INFORMATION SHOWN
* Start *
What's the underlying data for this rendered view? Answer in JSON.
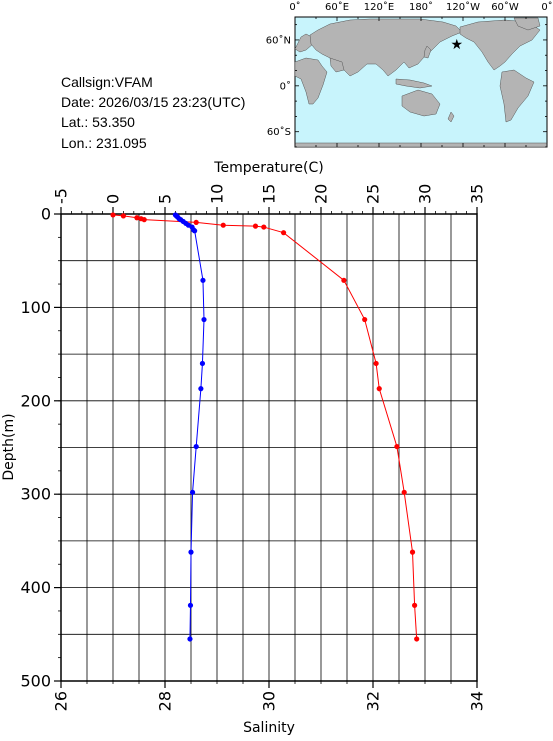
{
  "info": {
    "callsign": "Callsign:VFAM",
    "date": "Date:  2026/03/15 23:23(UTC)",
    "lat": "Lat.:   53.350",
    "lon": "Lon.:  231.095"
  },
  "map": {
    "top_labels": [
      "0˚",
      "60˚E",
      "120˚E",
      "180˚",
      "120˚W",
      "60˚W",
      "0˚"
    ],
    "left_labels": [
      "60˚N",
      "0˚",
      "60˚S"
    ],
    "ocean_color": "#c8f4fc",
    "land_color": "#b4b4b4",
    "marker": {
      "lon": 231.095,
      "lat": 53.35,
      "color": "#ff0000",
      "icon": "star-icon"
    }
  },
  "chart_data": {
    "type": "line",
    "title": "",
    "xlabel_top": "Temperature(C)",
    "xlabel_bottom": "Salinity",
    "ylabel": "Depth(m)",
    "temperature_axis": {
      "min": -5,
      "max": 35,
      "ticks": [
        -5,
        0,
        5,
        10,
        15,
        20,
        25,
        30,
        35
      ]
    },
    "salinity_axis": {
      "min": 26,
      "max": 34,
      "ticks": [
        26,
        28,
        30,
        32,
        34
      ]
    },
    "depth_axis": {
      "min": 0,
      "max": 500,
      "reversed": true,
      "ticks": [
        0,
        100,
        200,
        300,
        400,
        500
      ]
    },
    "grid": true,
    "series": [
      {
        "axis": "temperature",
        "color": "#ff0000",
        "points": [
          [
            0.0,
            1
          ],
          [
            1.0,
            2
          ],
          [
            2.3,
            4
          ],
          [
            2.7,
            5
          ],
          [
            3.0,
            6
          ],
          [
            8.0,
            9
          ],
          [
            10.6,
            12
          ],
          [
            13.7,
            13
          ],
          [
            14.5,
            14
          ],
          [
            16.4,
            20
          ],
          [
            22.2,
            71
          ],
          [
            24.2,
            113
          ],
          [
            25.3,
            160
          ],
          [
            25.6,
            187
          ],
          [
            27.3,
            249
          ],
          [
            28.0,
            298
          ],
          [
            28.8,
            362
          ],
          [
            29.0,
            419
          ],
          [
            29.2,
            455
          ]
        ]
      },
      {
        "axis": "salinity",
        "color": "#0000ff",
        "points": [
          [
            28.2,
            1
          ],
          [
            28.22,
            2
          ],
          [
            28.24,
            3
          ],
          [
            28.27,
            5
          ],
          [
            28.3,
            6
          ],
          [
            28.35,
            8
          ],
          [
            28.4,
            10
          ],
          [
            28.45,
            12
          ],
          [
            28.52,
            14
          ],
          [
            28.55,
            17
          ],
          [
            28.57,
            18
          ],
          [
            28.73,
            71
          ],
          [
            28.75,
            113
          ],
          [
            28.72,
            160
          ],
          [
            28.69,
            187
          ],
          [
            28.6,
            249
          ],
          [
            28.53,
            298
          ],
          [
            28.5,
            362
          ],
          [
            28.49,
            419
          ],
          [
            28.48,
            455
          ]
        ]
      }
    ]
  }
}
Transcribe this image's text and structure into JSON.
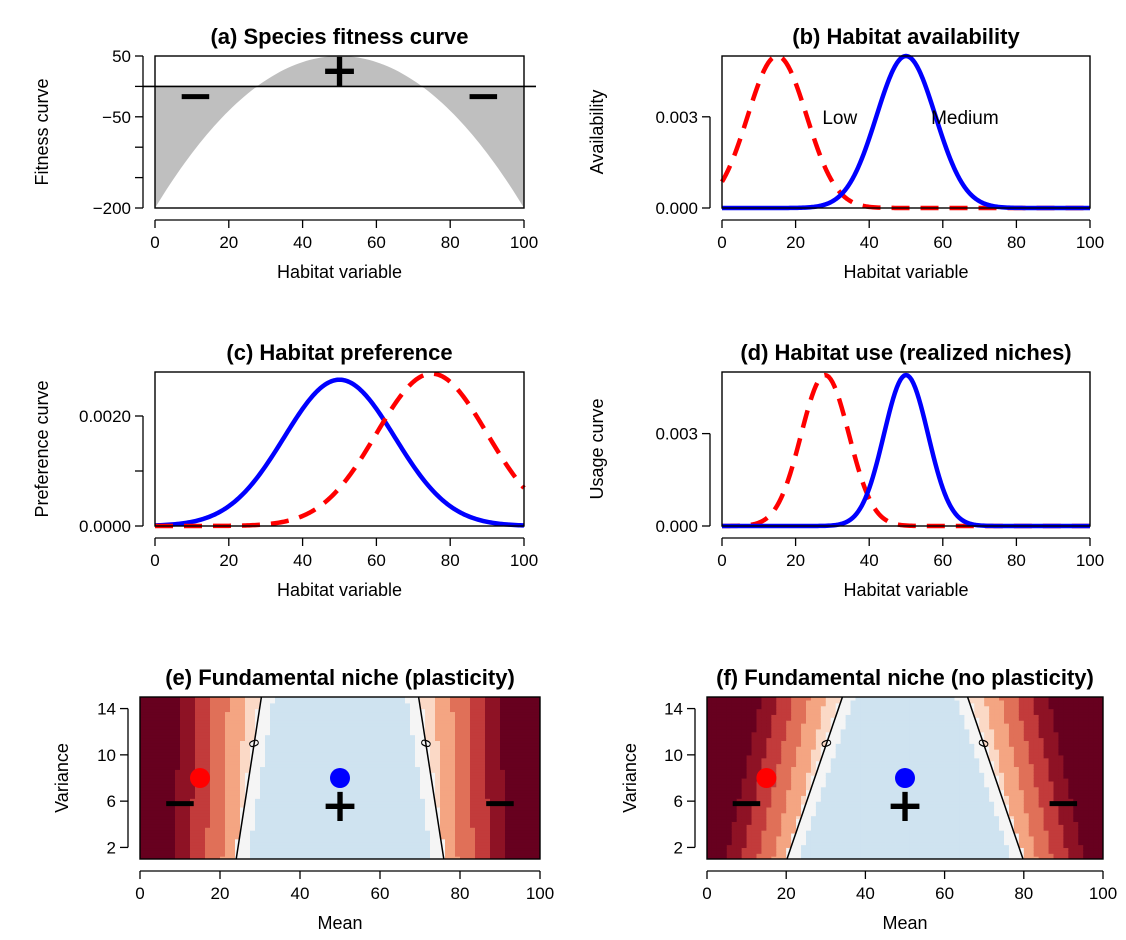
{
  "chart_data": [
    {
      "id": "a",
      "type": "area",
      "title": "(a) Species fitness curve",
      "xlabel": "Habitat variable",
      "ylabel": "Fitness curve",
      "xlim": [
        0,
        100
      ],
      "ylim": [
        -200,
        50
      ],
      "xticks": [
        0,
        20,
        40,
        60,
        80,
        100
      ],
      "yticks": [
        -200,
        -150,
        -100,
        -50,
        0,
        50
      ],
      "ytick_labels": [
        "−200",
        "",
        "",
        "−50",
        "",
        "50"
      ],
      "curve": {
        "type": "quadratic",
        "peak_x": 50,
        "peak_y": 50,
        "edge_y": -200
      },
      "fill_color": "#bfbfbf",
      "hline_y": 0,
      "annotations": [
        {
          "text": "+",
          "x": 50,
          "y": 25
        },
        {
          "text": "−",
          "x": 11,
          "y": -15
        },
        {
          "text": "−",
          "x": 89,
          "y": -15
        }
      ]
    },
    {
      "id": "b",
      "type": "line",
      "title": "(b) Habitat availability",
      "xlabel": "Habitat variable",
      "ylabel": "Availability",
      "xlim": [
        0,
        100
      ],
      "ylim": [
        0,
        0.005
      ],
      "xticks": [
        0,
        20,
        40,
        60,
        80,
        100
      ],
      "yticks": [
        0,
        0.003
      ],
      "ytick_labels": [
        "0.000",
        "0.003"
      ],
      "series": [
        {
          "name": "Low",
          "mean": 15,
          "sd": 8,
          "peak": 0.005,
          "color": "#ff0000",
          "dash": true
        },
        {
          "name": "Medium",
          "mean": 50,
          "sd": 8,
          "peak": 0.005,
          "color": "#0000ff",
          "dash": false
        }
      ],
      "labels": [
        {
          "text": "Low",
          "x": 32,
          "y": 0.003
        },
        {
          "text": "Medium",
          "x": 66,
          "y": 0.003
        }
      ]
    },
    {
      "id": "c",
      "type": "line",
      "title": "(c) Habitat preference",
      "xlabel": "Habitat variable",
      "ylabel": "Preference curve",
      "xlim": [
        0,
        100
      ],
      "ylim": [
        0,
        0.0028
      ],
      "xticks": [
        0,
        20,
        40,
        60,
        80,
        100
      ],
      "yticks": [
        0,
        0.001,
        0.002
      ],
      "ytick_labels": [
        "0.0000",
        "",
        "0.0020"
      ],
      "series": [
        {
          "mean": 50,
          "sd": 15,
          "peak": 0.00266,
          "color": "#0000ff",
          "dash": false
        },
        {
          "mean": 75,
          "sd": 15,
          "peak": 0.00277,
          "color": "#ff0000",
          "dash": true
        }
      ]
    },
    {
      "id": "d",
      "type": "line",
      "title": "(d) Habitat use (realized niches)",
      "xlabel": "Habitat variable",
      "ylabel": "Usage curve",
      "xlim": [
        0,
        100
      ],
      "ylim": [
        0,
        0.005
      ],
      "xticks": [
        0,
        20,
        40,
        60,
        80,
        100
      ],
      "yticks": [
        0,
        0.003
      ],
      "ytick_labels": [
        "0.000",
        "0.003"
      ],
      "series": [
        {
          "mean": 28,
          "sd": 6.5,
          "peak": 0.0049,
          "color": "#ff0000",
          "dash": true
        },
        {
          "mean": 50,
          "sd": 6,
          "peak": 0.0049,
          "color": "#0000ff",
          "dash": false
        }
      ]
    },
    {
      "id": "e",
      "type": "heatmap",
      "title": "(e) Fundamental niche (plasticity)",
      "xlabel": "Mean",
      "ylabel": "Variance",
      "xlim": [
        0,
        100
      ],
      "ylim": [
        1,
        15
      ],
      "xticks": [
        0,
        20,
        40,
        60,
        80,
        100
      ],
      "yticks": [
        2,
        6,
        10,
        14
      ],
      "contour_label": "0",
      "zero_contour": {
        "center": 50,
        "a": 22.8,
        "b": 0.45
      },
      "colors": {
        "positive": "#cfe3f0",
        "near_zero": "#f5f5f5",
        "bands": [
          "#fbd9c6",
          "#f4a582",
          "#e07058",
          "#c23b3b",
          "#8e1225",
          "#67001f"
        ]
      },
      "points": [
        {
          "x": 15,
          "y": 8,
          "color": "#ff0000"
        },
        {
          "x": 50,
          "y": 8,
          "color": "#0000ff"
        }
      ],
      "annotations": [
        {
          "text": "−",
          "x": 10,
          "y": 5.9
        },
        {
          "text": "+",
          "x": 50,
          "y": 5.6
        },
        {
          "text": "−",
          "x": 90,
          "y": 5.9
        }
      ]
    },
    {
      "id": "f",
      "type": "heatmap",
      "title": "(f) Fundamental niche (no plasticity)",
      "xlabel": "Mean",
      "ylabel": "Variance",
      "xlim": [
        0,
        100
      ],
      "ylim": [
        1,
        15
      ],
      "xticks": [
        0,
        20,
        40,
        60,
        80,
        100
      ],
      "yticks": [
        2,
        6,
        10,
        14
      ],
      "contour_label": "0",
      "zero_contour": {
        "center": 50,
        "a": 22.8,
        "b": 1.0
      },
      "colors": {
        "positive": "#cfe3f0",
        "near_zero": "#f5f5f5",
        "bands": [
          "#fbd9c6",
          "#f4a582",
          "#e07058",
          "#c23b3b",
          "#8e1225",
          "#67001f"
        ]
      },
      "points": [
        {
          "x": 15,
          "y": 8,
          "color": "#ff0000"
        },
        {
          "x": 50,
          "y": 8,
          "color": "#0000ff"
        }
      ],
      "annotations": [
        {
          "text": "−",
          "x": 10,
          "y": 5.9
        },
        {
          "text": "+",
          "x": 50,
          "y": 5.6
        },
        {
          "text": "−",
          "x": 90,
          "y": 5.9
        }
      ]
    }
  ]
}
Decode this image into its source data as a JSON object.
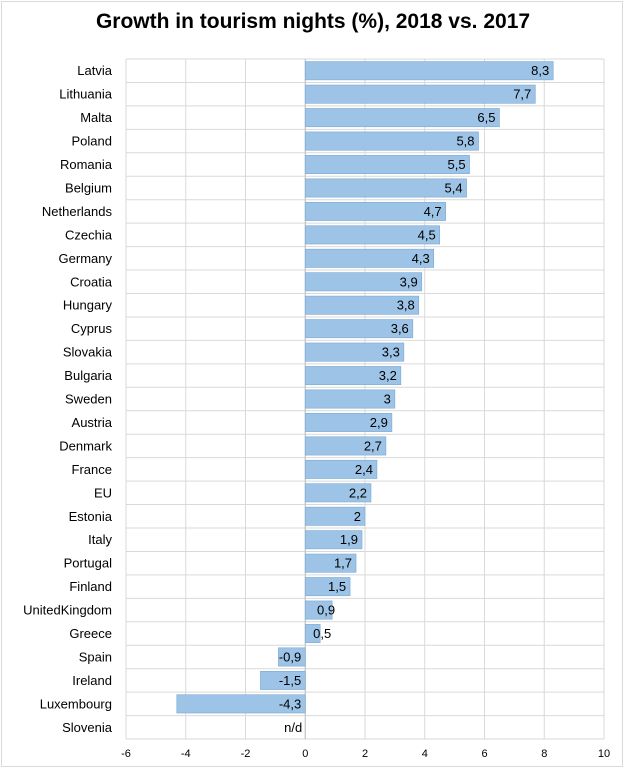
{
  "chart_data": {
    "type": "bar",
    "orientation": "horizontal",
    "title": "Growth in tourism nights (%), 2018 vs. 2017",
    "xlabel": "",
    "ylabel": "",
    "xlim": [
      -6,
      10
    ],
    "xticks": [
      -6,
      -4,
      -2,
      0,
      2,
      4,
      6,
      8,
      10
    ],
    "grid": true,
    "bar_color": "#9dc3e6",
    "bar_edge_color": "#7aa9d3",
    "grid_color": "#d9d9d9",
    "categories": [
      "Latvia",
      "Lithuania",
      "Malta",
      "Poland",
      "Romania",
      "Belgium",
      "Netherlands",
      "Czechia",
      "Germany",
      "Croatia",
      "Hungary",
      "Cyprus",
      "Slovakia",
      "Bulgaria",
      "Sweden",
      "Austria",
      "Denmark",
      "France",
      "EU",
      "Estonia",
      "Italy",
      "Portugal",
      "Finland",
      "UnitedKingdom",
      "Greece",
      "Spain",
      "Ireland",
      "Luxembourg",
      "Slovenia"
    ],
    "values": [
      8.3,
      7.7,
      6.5,
      5.8,
      5.5,
      5.4,
      4.7,
      4.5,
      4.3,
      3.9,
      3.8,
      3.6,
      3.3,
      3.2,
      3,
      2.9,
      2.7,
      2.4,
      2.2,
      2,
      1.9,
      1.7,
      1.5,
      0.9,
      0.5,
      -0.9,
      -1.5,
      -4.3,
      null
    ],
    "data_labels": [
      "8,3",
      "7,7",
      "6,5",
      "5,8",
      "5,5",
      "5,4",
      "4,7",
      "4,5",
      "4,3",
      "3,9",
      "3,8",
      "3,6",
      "3,3",
      "3,2",
      "3",
      "2,9",
      "2,7",
      "2,4",
      "2,2",
      "2",
      "1,9",
      "1,7",
      "1,5",
      "0,9",
      "0,5",
      "-0,9",
      "-1,5",
      "-4,3",
      "n/d"
    ]
  }
}
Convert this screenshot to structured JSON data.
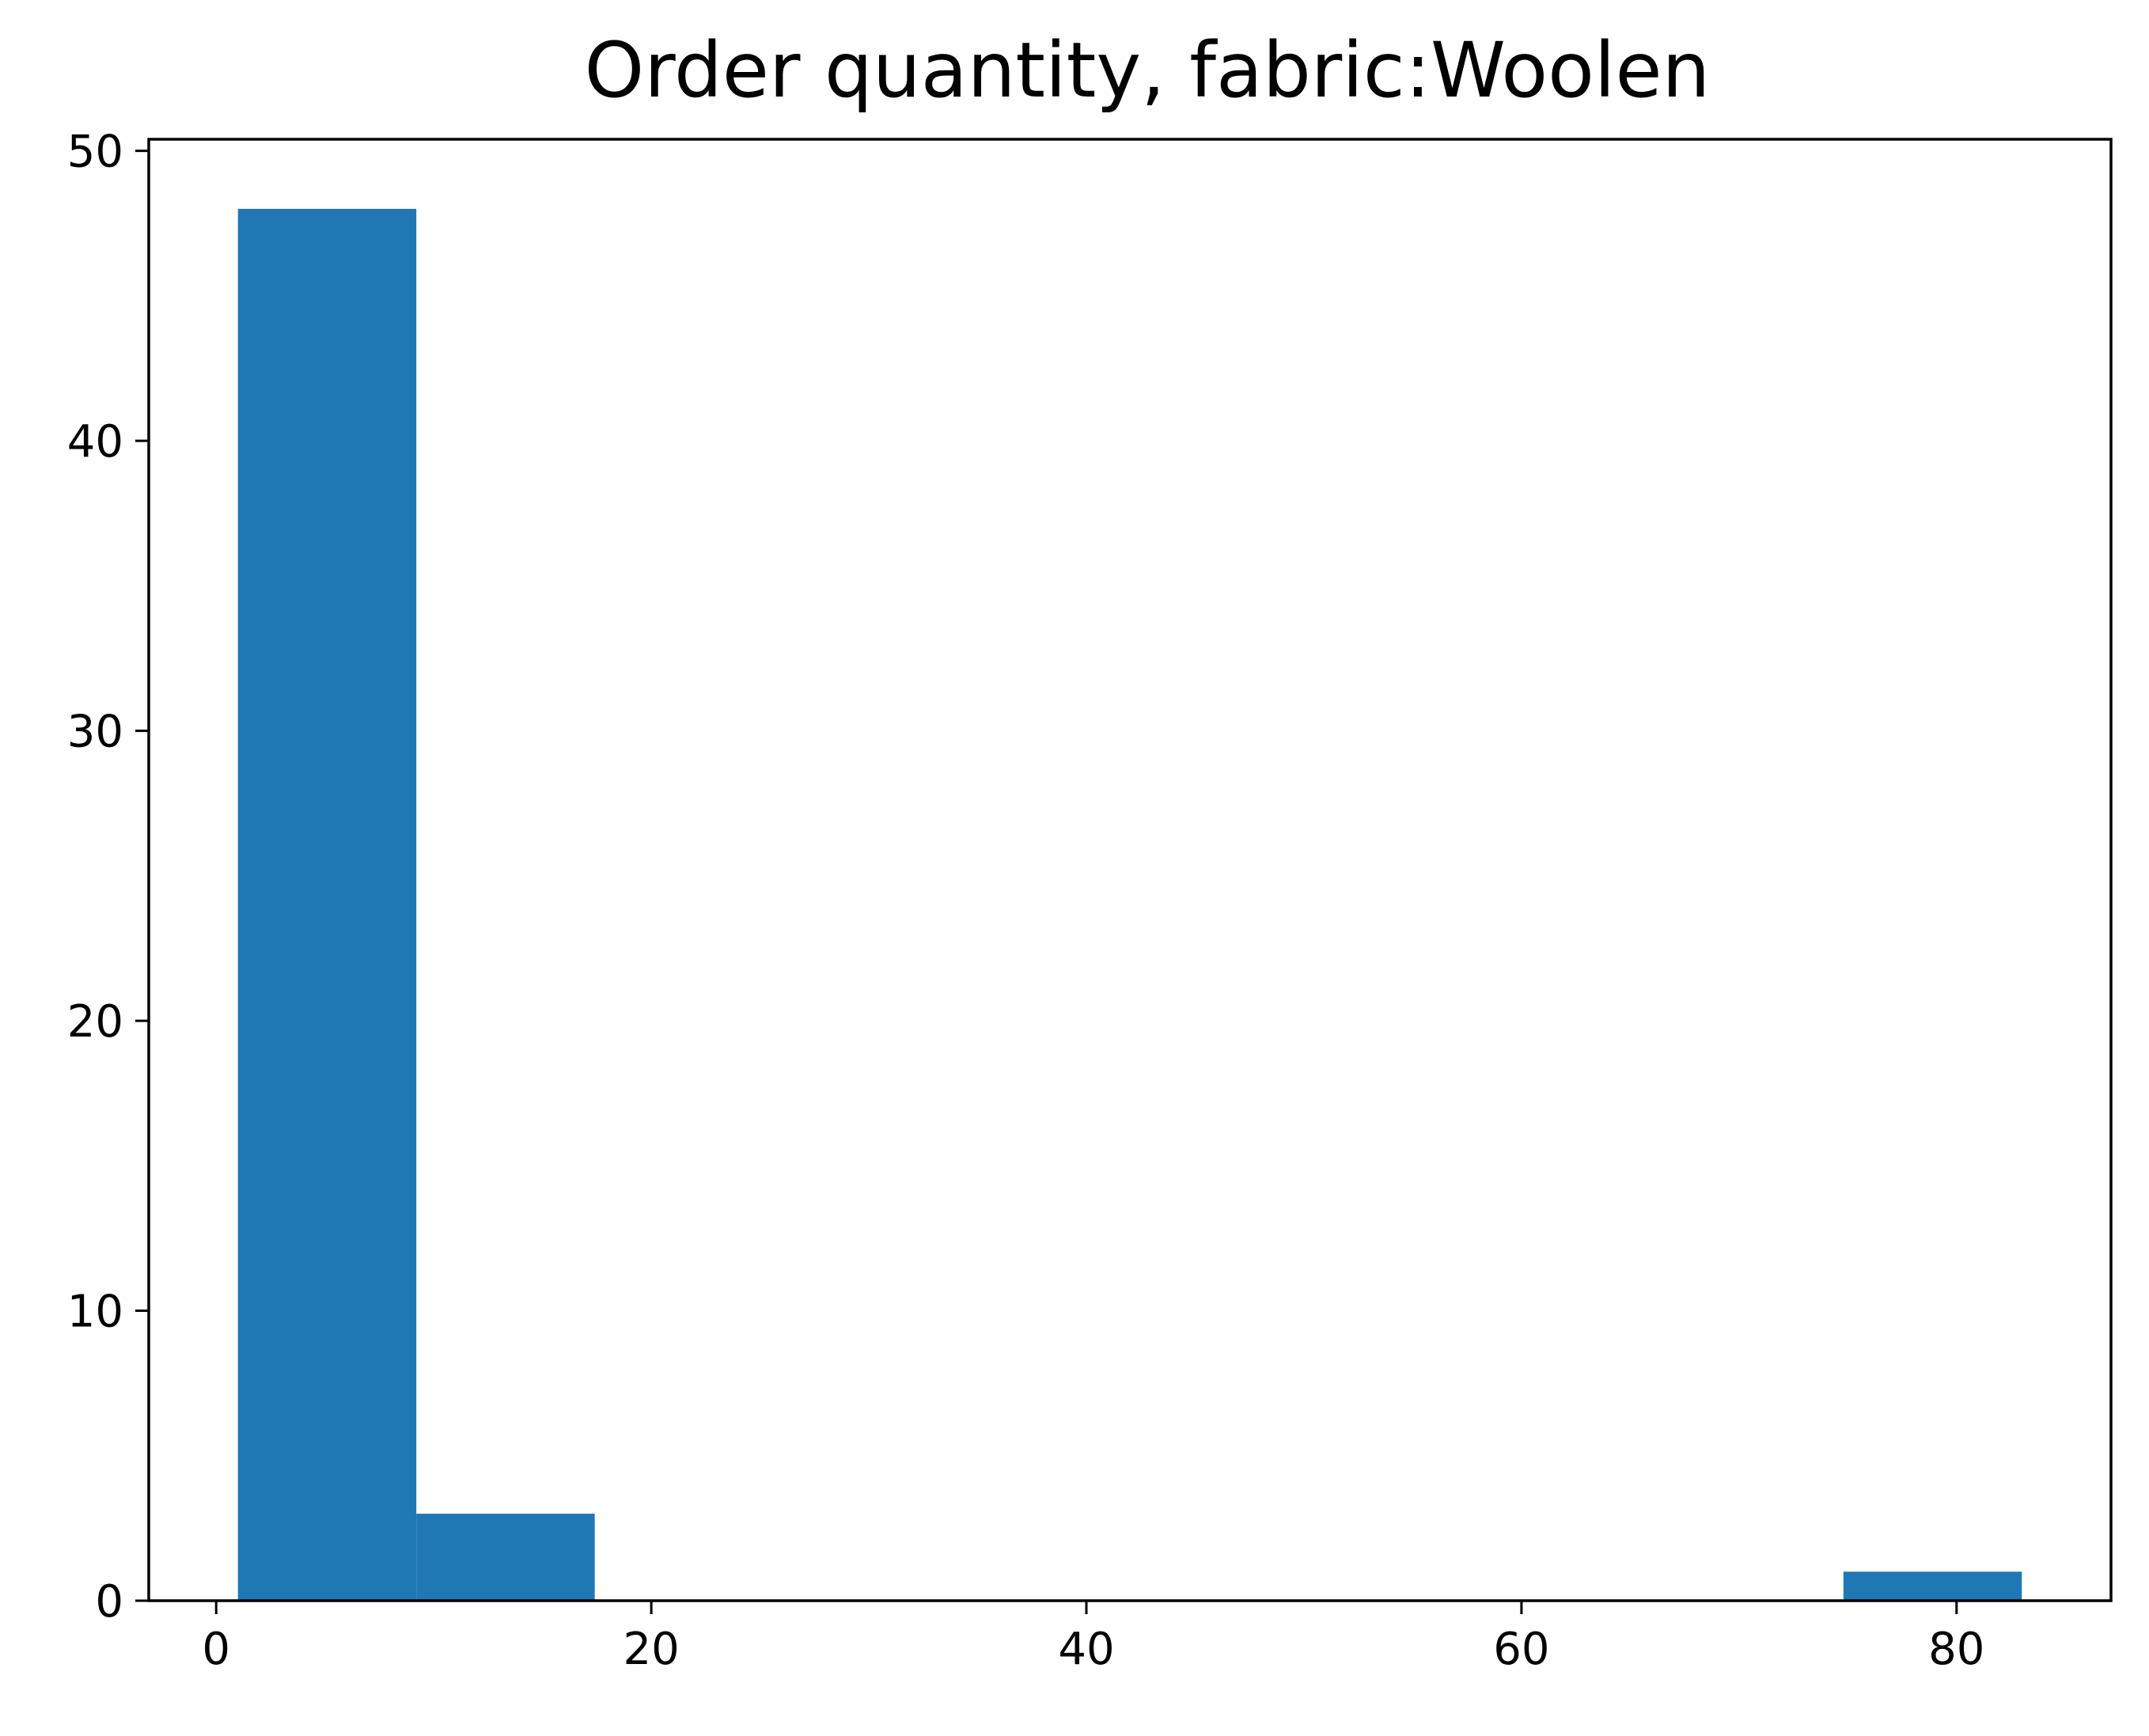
{
  "chart_data": {
    "type": "bar",
    "title": "Order quantity, fabric:Woolen",
    "xlabel": "",
    "ylabel": "",
    "bins": [
      {
        "start": 1.0,
        "end": 9.2,
        "count": 48
      },
      {
        "start": 9.2,
        "end": 17.4,
        "count": 3
      },
      {
        "start": 17.4,
        "end": 25.6,
        "count": 0
      },
      {
        "start": 25.6,
        "end": 33.8,
        "count": 0
      },
      {
        "start": 33.8,
        "end": 42.0,
        "count": 0
      },
      {
        "start": 42.0,
        "end": 50.2,
        "count": 0
      },
      {
        "start": 50.2,
        "end": 58.4,
        "count": 0
      },
      {
        "start": 58.4,
        "end": 66.6,
        "count": 0
      },
      {
        "start": 66.6,
        "end": 74.8,
        "count": 0
      },
      {
        "start": 74.8,
        "end": 83.0,
        "count": 1
      }
    ],
    "xlim": [
      -3.1,
      87.1
    ],
    "ylim": [
      0,
      50.4
    ],
    "xticks": [
      0,
      20,
      40,
      60,
      80
    ],
    "xtick_labels": [
      "0",
      "20",
      "40",
      "60",
      "80"
    ],
    "yticks": [
      0,
      10,
      20,
      30,
      40,
      50
    ],
    "ytick_labels": [
      "0",
      "10",
      "20",
      "30",
      "40",
      "50"
    ],
    "grid": false,
    "legend": "none",
    "bar_color": "#1f77b4"
  }
}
* End *
EXERCISE GOAL
Go through the listing above and locate each line that holds the word "title". Copy those lines.

COMPLETE ANSWER
    "title": "",
      "title": "(a) Species fitness curve",
      "title": "(b) Habitat availability",
      "title": "(c) Habitat preference",
      "title": "(d) Habitat use (realized niches)",
      "title": "(e) Fundamental niche (plasticity)",
      "title": "(f) Fundamental niche (no plasticity)",
    "title": "Growth in tourism nights (%), 2018 vs. 2017",
    "title": "Order quantity, fabric:Woolen",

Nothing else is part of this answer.